• Records supplied:
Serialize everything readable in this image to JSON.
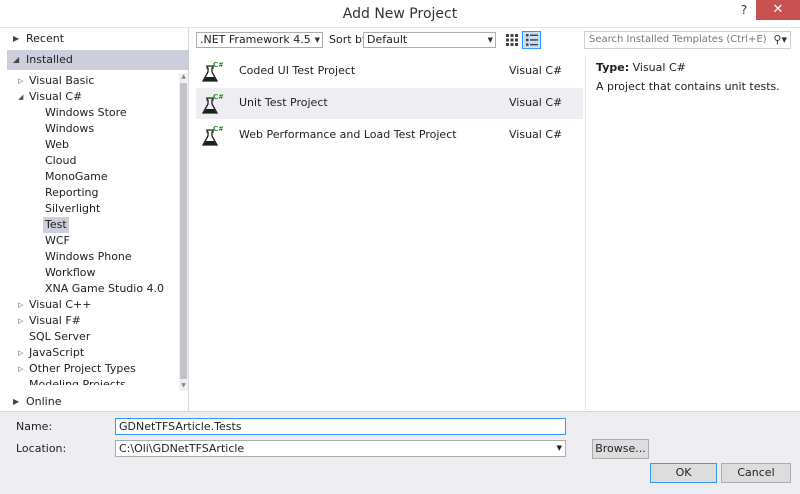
{
  "window": {
    "title": "Add New Project",
    "help_label": "?",
    "close_label": "✕"
  },
  "left": {
    "recent_label": "Recent",
    "installed_label": "Installed",
    "online_label": "Online",
    "tree": [
      {
        "label": "Visual Basic",
        "expander": "▷"
      },
      {
        "label": "Visual C#",
        "expander": "◢"
      },
      {
        "label": "Windows Store"
      },
      {
        "label": "Windows"
      },
      {
        "label": "Web"
      },
      {
        "label": "Cloud"
      },
      {
        "label": "MonoGame"
      },
      {
        "label": "Reporting"
      },
      {
        "label": "Silverlight"
      },
      {
        "label": "Test",
        "selected": true
      },
      {
        "label": "WCF"
      },
      {
        "label": "Windows Phone"
      },
      {
        "label": "Workflow"
      },
      {
        "label": "XNA Game Studio 4.0"
      },
      {
        "label": "Visual C++",
        "expander": "▷"
      },
      {
        "label": "Visual F#",
        "expander": "▷"
      },
      {
        "label": "SQL Server"
      },
      {
        "label": "JavaScript",
        "expander": "▷"
      },
      {
        "label": "Other Project Types",
        "expander": "▷"
      },
      {
        "label": "Modeling Projects"
      }
    ]
  },
  "toolbar": {
    "framework": ".NET Framework 4.5",
    "sort_label": "Sort by:",
    "sort_value": "Default",
    "search_placeholder": "Search Installed Templates (Ctrl+E)"
  },
  "templates": [
    {
      "name": "Coded UI Test Project",
      "lang": "Visual C#"
    },
    {
      "name": "Unit Test Project",
      "lang": "Visual C#",
      "selected": true
    },
    {
      "name": "Web Performance and Load Test Project",
      "lang": "Visual C#"
    }
  ],
  "details": {
    "type_label": "Type:",
    "type_value": "Visual C#",
    "description": "A project that contains unit tests."
  },
  "form": {
    "name_label": "Name:",
    "name_value": "GDNetTFSArticle.Tests",
    "location_label": "Location:",
    "location_value": "C:\\Oli\\GDNetTFSArticle",
    "browse_label": "Browse...",
    "ok_label": "OK",
    "cancel_label": "Cancel"
  },
  "colors": {
    "selection": "#cccedb",
    "accent": "#3399ff",
    "icon_green": "#388a34"
  }
}
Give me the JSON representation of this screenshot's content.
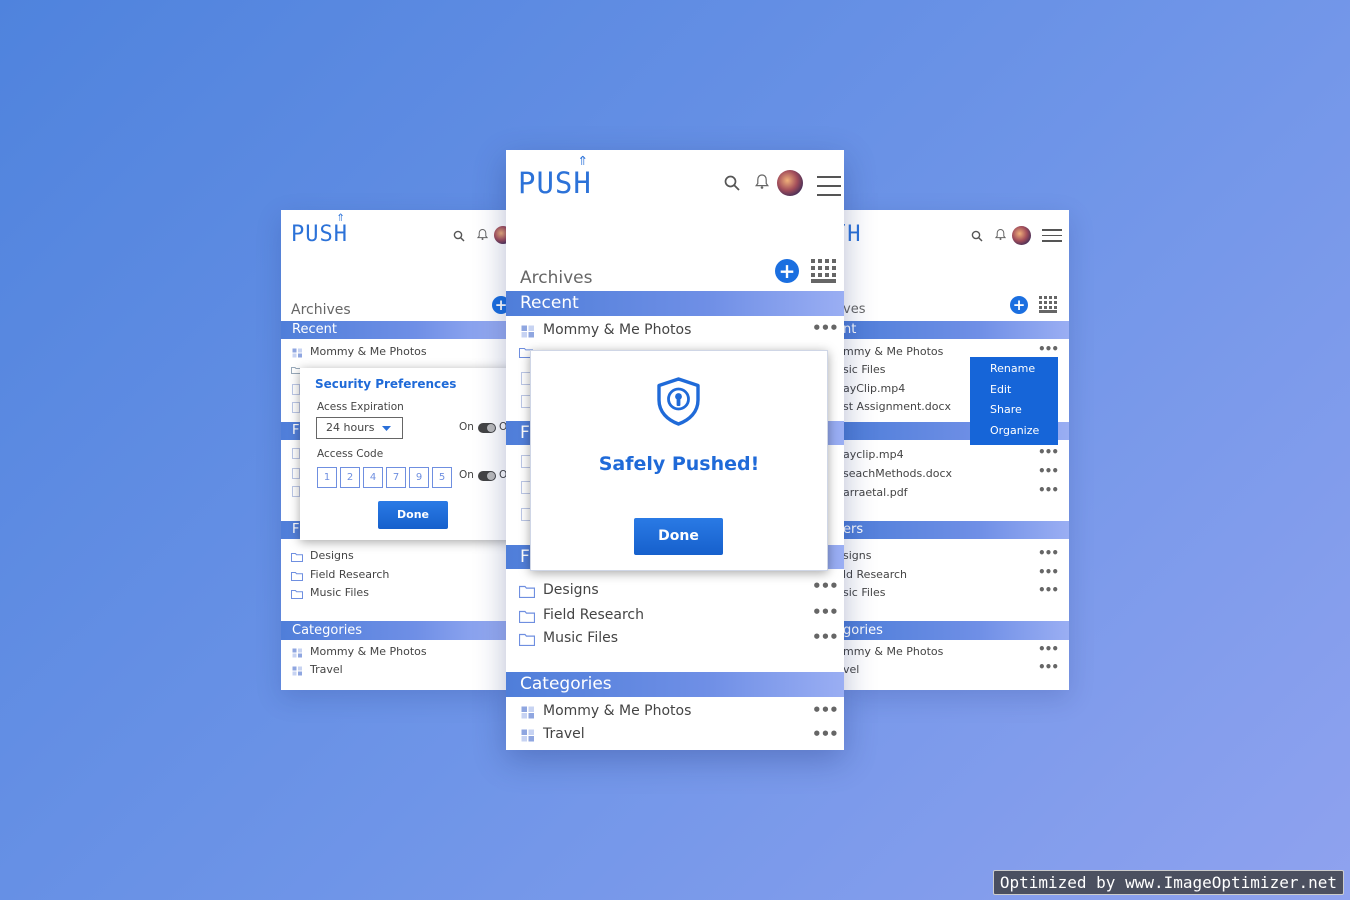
{
  "brand": {
    "logo_text": "PUSH",
    "logo_arrow": "⇑"
  },
  "icons": [
    "search-icon",
    "bell-icon",
    "avatar",
    "hamburger-icon",
    "plus-icon",
    "grid-icon",
    "folder-icon",
    "file-icon",
    "category-icon",
    "shield-lock-icon",
    "more-icon"
  ],
  "colors": {
    "accent": "#1b6fe0",
    "band_start": "#4f7ed9",
    "band_end": "#9aaef3",
    "background": "#5e8ce3"
  },
  "center": {
    "archives": "Archives",
    "recent_label": "Recent",
    "recent_first": "Mommy & Me Photos",
    "partial_header_letter": "F",
    "folders": [
      "Designs",
      "Field Research",
      "Music Files"
    ],
    "categories_label": "Categories",
    "categories": [
      "Mommy & Me Photos",
      "Travel"
    ],
    "more": "•••",
    "dialog": {
      "title": "Safely Pushed!",
      "button": "Done"
    }
  },
  "left": {
    "archives": "Archives",
    "recent_label": "Recent",
    "recent_first": "Mommy & Me Photos",
    "partial_header_letter": "F",
    "folders": [
      "Designs",
      "Field Research",
      "Music Files"
    ],
    "categories_label": "Categories",
    "categories": [
      "Mommy & Me Photos",
      "Travel"
    ],
    "security": {
      "title": "Security Preferences",
      "expiration_label": "Acess Expiration",
      "expiration_value": "24 hours",
      "on_label": "On",
      "toggle_tail": "O",
      "code_label": "Access Code",
      "code_digits": [
        "1",
        "2",
        "4",
        "7",
        "9",
        "5"
      ],
      "button": "Done"
    }
  },
  "right": {
    "archives_tail": "ves",
    "recent_tail": "nt",
    "recent_items": [
      "mmy & Me Photos",
      "sic Files",
      "ayClip.mp4",
      "st Assignment.docx"
    ],
    "files_items": [
      "ayclip.mp4",
      "seachMethods.docx",
      "arraetal.pdf"
    ],
    "folders_tail": "ers",
    "folders": [
      "signs",
      "ld Research",
      "sic Files"
    ],
    "categories_tail": "gories",
    "categories": [
      "mmy & Me Photos",
      "vel"
    ],
    "context_menu": [
      "Rename",
      "Edit",
      "Share",
      "Organize"
    ]
  },
  "watermark": "Optimized by www.ImageOptimizer.net"
}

• Task instructions:
Repeat each entry exactly. Pictures do not belong in the copy.

• Result:
Serialize everything readable in this image to JSON.
{
  "window": {
    "title": "Add New Project",
    "help_label": "?",
    "close_label": "✕"
  },
  "left": {
    "recent_label": "Recent",
    "installed_label": "Installed",
    "online_label": "Online",
    "tree": [
      {
        "label": "Visual Basic",
        "expander": "▷"
      },
      {
        "label": "Visual C#",
        "expander": "◢"
      },
      {
        "label": "Windows Store"
      },
      {
        "label": "Windows"
      },
      {
        "label": "Web"
      },
      {
        "label": "Cloud"
      },
      {
        "label": "MonoGame"
      },
      {
        "label": "Reporting"
      },
      {
        "label": "Silverlight"
      },
      {
        "label": "Test",
        "selected": true
      },
      {
        "label": "WCF"
      },
      {
        "label": "Windows Phone"
      },
      {
        "label": "Workflow"
      },
      {
        "label": "XNA Game Studio 4.0"
      },
      {
        "label": "Visual C++",
        "expander": "▷"
      },
      {
        "label": "Visual F#",
        "expander": "▷"
      },
      {
        "label": "SQL Server"
      },
      {
        "label": "JavaScript",
        "expander": "▷"
      },
      {
        "label": "Other Project Types",
        "expander": "▷"
      },
      {
        "label": "Modeling Projects"
      }
    ]
  },
  "toolbar": {
    "framework": ".NET Framework 4.5",
    "sort_label": "Sort by:",
    "sort_value": "Default",
    "search_placeholder": "Search Installed Templates (Ctrl+E)"
  },
  "templates": [
    {
      "name": "Coded UI Test Project",
      "lang": "Visual C#"
    },
    {
      "name": "Unit Test Project",
      "lang": "Visual C#",
      "selected": true
    },
    {
      "name": "Web Performance and Load Test Project",
      "lang": "Visual C#"
    }
  ],
  "details": {
    "type_label": "Type:",
    "type_value": "Visual C#",
    "description": "A project that contains unit tests."
  },
  "form": {
    "name_label": "Name:",
    "name_value": "GDNetTFSArticle.Tests",
    "location_label": "Location:",
    "location_value": "C:\\Oli\\GDNetTFSArticle",
    "browse_label": "Browse...",
    "ok_label": "OK",
    "cancel_label": "Cancel"
  },
  "colors": {
    "selection": "#cccedb",
    "accent": "#3399ff",
    "icon_green": "#388a34"
  }
}
Give me the JSON representation of this screenshot's content.
{
  "brand": {
    "logo_text": "PUSH",
    "logo_arrow": "⇑"
  },
  "icons": [
    "search-icon",
    "bell-icon",
    "avatar",
    "hamburger-icon",
    "plus-icon",
    "grid-icon",
    "folder-icon",
    "file-icon",
    "category-icon",
    "shield-lock-icon",
    "more-icon"
  ],
  "colors": {
    "accent": "#1b6fe0",
    "band_start": "#4f7ed9",
    "band_end": "#9aaef3",
    "background": "#5e8ce3"
  },
  "center": {
    "archives": "Archives",
    "recent_label": "Recent",
    "recent_first": "Mommy & Me Photos",
    "partial_header_letter": "F",
    "folders": [
      "Designs",
      "Field Research",
      "Music Files"
    ],
    "categories_label": "Categories",
    "categories": [
      "Mommy & Me Photos",
      "Travel"
    ],
    "more": "•••",
    "dialog": {
      "title": "Safely Pushed!",
      "button": "Done"
    }
  },
  "left": {
    "archives": "Archives",
    "recent_label": "Recent",
    "recent_first": "Mommy & Me Photos",
    "partial_header_letter": "F",
    "folders": [
      "Designs",
      "Field Research",
      "Music Files"
    ],
    "categories_label": "Categories",
    "categories": [
      "Mommy & Me Photos",
      "Travel"
    ],
    "security": {
      "title": "Security Preferences",
      "expiration_label": "Acess Expiration",
      "expiration_value": "24 hours",
      "on_label": "On",
      "toggle_tail": "O",
      "code_label": "Access Code",
      "code_digits": [
        "1",
        "2",
        "4",
        "7",
        "9",
        "5"
      ],
      "button": "Done"
    }
  },
  "right": {
    "archives_tail": "ves",
    "recent_tail": "nt",
    "recent_items": [
      "mmy & Me Photos",
      "sic Files",
      "ayClip.mp4",
      "st Assignment.docx"
    ],
    "files_items": [
      "ayclip.mp4",
      "seachMethods.docx",
      "arraetal.pdf"
    ],
    "folders_tail": "ers",
    "folders": [
      "signs",
      "ld Research",
      "sic Files"
    ],
    "categories_tail": "gories",
    "categories": [
      "mmy & Me Photos",
      "vel"
    ],
    "context_menu": [
      "Rename",
      "Edit",
      "Share",
      "Organize"
    ]
  },
  "watermark": "Optimized by www.ImageOptimizer.net"
}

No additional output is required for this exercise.